_Given exercise_
Find the lines with "正式新生结果" in them and copy them out.

----- Record set

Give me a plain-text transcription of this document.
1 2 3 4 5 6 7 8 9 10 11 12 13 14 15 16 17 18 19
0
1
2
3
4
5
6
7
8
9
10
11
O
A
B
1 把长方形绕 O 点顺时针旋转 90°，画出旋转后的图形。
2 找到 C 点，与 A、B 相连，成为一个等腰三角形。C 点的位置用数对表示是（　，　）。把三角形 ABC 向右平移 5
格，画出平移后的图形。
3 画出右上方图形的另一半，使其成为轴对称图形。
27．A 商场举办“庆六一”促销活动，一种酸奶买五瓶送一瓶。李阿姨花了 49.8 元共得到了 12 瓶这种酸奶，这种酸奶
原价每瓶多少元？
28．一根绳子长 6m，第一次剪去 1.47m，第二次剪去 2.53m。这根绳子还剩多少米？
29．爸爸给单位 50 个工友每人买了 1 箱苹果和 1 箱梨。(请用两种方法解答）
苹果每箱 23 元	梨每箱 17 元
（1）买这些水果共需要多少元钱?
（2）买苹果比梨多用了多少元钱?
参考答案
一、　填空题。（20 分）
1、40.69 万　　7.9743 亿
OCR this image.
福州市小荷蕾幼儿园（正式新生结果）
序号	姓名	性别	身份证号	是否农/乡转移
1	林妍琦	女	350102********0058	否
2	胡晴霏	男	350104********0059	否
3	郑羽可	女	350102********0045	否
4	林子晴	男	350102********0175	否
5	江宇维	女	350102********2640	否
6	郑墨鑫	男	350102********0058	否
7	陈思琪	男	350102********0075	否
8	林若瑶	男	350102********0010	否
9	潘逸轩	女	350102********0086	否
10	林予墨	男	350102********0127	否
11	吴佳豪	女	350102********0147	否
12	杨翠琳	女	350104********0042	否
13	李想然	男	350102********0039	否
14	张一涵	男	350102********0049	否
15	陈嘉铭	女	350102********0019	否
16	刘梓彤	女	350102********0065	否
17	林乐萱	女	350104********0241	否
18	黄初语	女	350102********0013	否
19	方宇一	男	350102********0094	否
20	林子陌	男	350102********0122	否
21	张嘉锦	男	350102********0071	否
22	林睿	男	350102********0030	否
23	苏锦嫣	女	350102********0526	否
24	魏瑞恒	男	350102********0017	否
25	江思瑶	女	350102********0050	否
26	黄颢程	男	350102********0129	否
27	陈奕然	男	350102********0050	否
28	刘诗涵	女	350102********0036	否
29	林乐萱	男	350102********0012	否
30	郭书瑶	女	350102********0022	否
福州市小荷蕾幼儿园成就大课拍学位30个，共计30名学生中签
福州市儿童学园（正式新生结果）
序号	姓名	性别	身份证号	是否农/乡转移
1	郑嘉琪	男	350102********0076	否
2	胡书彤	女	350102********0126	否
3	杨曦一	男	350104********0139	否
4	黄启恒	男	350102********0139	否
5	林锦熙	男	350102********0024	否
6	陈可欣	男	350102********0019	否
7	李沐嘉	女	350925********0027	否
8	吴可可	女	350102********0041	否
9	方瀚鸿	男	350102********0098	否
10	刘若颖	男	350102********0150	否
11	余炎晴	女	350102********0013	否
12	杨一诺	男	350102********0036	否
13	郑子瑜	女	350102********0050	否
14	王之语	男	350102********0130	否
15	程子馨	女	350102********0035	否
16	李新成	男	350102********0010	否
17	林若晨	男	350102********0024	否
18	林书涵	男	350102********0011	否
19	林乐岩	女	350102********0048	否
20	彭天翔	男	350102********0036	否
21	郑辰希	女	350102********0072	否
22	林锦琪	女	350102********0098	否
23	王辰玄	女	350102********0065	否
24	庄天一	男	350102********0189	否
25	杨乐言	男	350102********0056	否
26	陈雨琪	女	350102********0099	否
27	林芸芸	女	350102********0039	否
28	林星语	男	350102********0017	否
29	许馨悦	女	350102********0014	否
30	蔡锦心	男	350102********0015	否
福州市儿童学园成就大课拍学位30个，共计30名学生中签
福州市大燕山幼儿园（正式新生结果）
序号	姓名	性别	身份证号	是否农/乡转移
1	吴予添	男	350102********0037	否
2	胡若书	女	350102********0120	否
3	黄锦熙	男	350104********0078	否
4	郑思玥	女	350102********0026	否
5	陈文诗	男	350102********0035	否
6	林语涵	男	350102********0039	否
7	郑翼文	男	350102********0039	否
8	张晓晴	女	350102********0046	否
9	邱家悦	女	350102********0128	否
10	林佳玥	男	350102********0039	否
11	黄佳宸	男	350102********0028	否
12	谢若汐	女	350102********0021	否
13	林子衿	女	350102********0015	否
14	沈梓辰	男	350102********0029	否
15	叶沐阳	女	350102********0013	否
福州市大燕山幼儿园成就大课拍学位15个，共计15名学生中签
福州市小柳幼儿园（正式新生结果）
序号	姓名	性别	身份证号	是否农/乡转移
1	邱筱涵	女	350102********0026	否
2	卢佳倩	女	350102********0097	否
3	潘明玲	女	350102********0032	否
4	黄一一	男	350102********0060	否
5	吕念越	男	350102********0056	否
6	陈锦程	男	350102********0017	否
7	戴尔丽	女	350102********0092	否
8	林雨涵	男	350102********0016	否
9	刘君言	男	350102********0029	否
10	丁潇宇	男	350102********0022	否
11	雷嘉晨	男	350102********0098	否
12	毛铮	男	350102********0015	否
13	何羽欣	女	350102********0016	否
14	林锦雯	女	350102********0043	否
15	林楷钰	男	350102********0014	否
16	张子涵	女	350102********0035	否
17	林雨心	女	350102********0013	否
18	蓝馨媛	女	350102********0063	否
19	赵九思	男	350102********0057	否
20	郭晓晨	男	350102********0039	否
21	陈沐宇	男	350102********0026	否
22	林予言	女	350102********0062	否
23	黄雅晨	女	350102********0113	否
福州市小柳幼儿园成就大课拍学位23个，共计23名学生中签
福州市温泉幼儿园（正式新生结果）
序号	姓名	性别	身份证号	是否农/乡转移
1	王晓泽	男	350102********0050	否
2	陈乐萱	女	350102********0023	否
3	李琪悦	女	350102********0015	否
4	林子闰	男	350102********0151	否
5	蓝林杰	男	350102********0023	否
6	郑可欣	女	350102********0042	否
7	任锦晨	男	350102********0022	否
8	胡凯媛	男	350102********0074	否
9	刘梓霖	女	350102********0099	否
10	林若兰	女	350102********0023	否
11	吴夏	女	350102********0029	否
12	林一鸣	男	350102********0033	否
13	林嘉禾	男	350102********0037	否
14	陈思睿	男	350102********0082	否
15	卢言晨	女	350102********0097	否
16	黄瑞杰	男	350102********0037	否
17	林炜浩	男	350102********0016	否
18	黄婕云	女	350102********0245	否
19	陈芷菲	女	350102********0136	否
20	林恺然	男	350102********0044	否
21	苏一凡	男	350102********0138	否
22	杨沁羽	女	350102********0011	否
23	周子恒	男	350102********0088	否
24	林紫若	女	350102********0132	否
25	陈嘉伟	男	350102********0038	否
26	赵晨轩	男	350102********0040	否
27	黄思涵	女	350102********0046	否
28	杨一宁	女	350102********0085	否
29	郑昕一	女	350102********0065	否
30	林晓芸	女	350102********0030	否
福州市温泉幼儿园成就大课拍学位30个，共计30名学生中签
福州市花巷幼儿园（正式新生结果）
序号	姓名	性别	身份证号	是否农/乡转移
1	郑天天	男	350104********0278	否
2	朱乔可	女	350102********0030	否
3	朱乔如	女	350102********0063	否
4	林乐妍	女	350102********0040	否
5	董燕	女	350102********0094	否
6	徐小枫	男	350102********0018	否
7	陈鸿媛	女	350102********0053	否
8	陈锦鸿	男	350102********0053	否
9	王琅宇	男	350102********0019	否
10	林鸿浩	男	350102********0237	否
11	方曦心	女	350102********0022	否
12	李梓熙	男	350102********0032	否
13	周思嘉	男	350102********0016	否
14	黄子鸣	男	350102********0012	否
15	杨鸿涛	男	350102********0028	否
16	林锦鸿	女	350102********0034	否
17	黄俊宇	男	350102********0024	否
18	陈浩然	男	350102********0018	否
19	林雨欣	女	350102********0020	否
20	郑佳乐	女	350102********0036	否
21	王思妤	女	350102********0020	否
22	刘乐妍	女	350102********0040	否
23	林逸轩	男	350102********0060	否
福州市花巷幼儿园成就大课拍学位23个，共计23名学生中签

----------

_Exercise result_
福州市小荷蕾幼儿园（正式新生结果）
福州市儿童学园（正式新生结果）
福州市大燕山幼儿园（正式新生结果）
福州市小柳幼儿园（正式新生结果）
福州市温泉幼儿园（正式新生结果）
福州市花巷幼儿园（正式新生结果）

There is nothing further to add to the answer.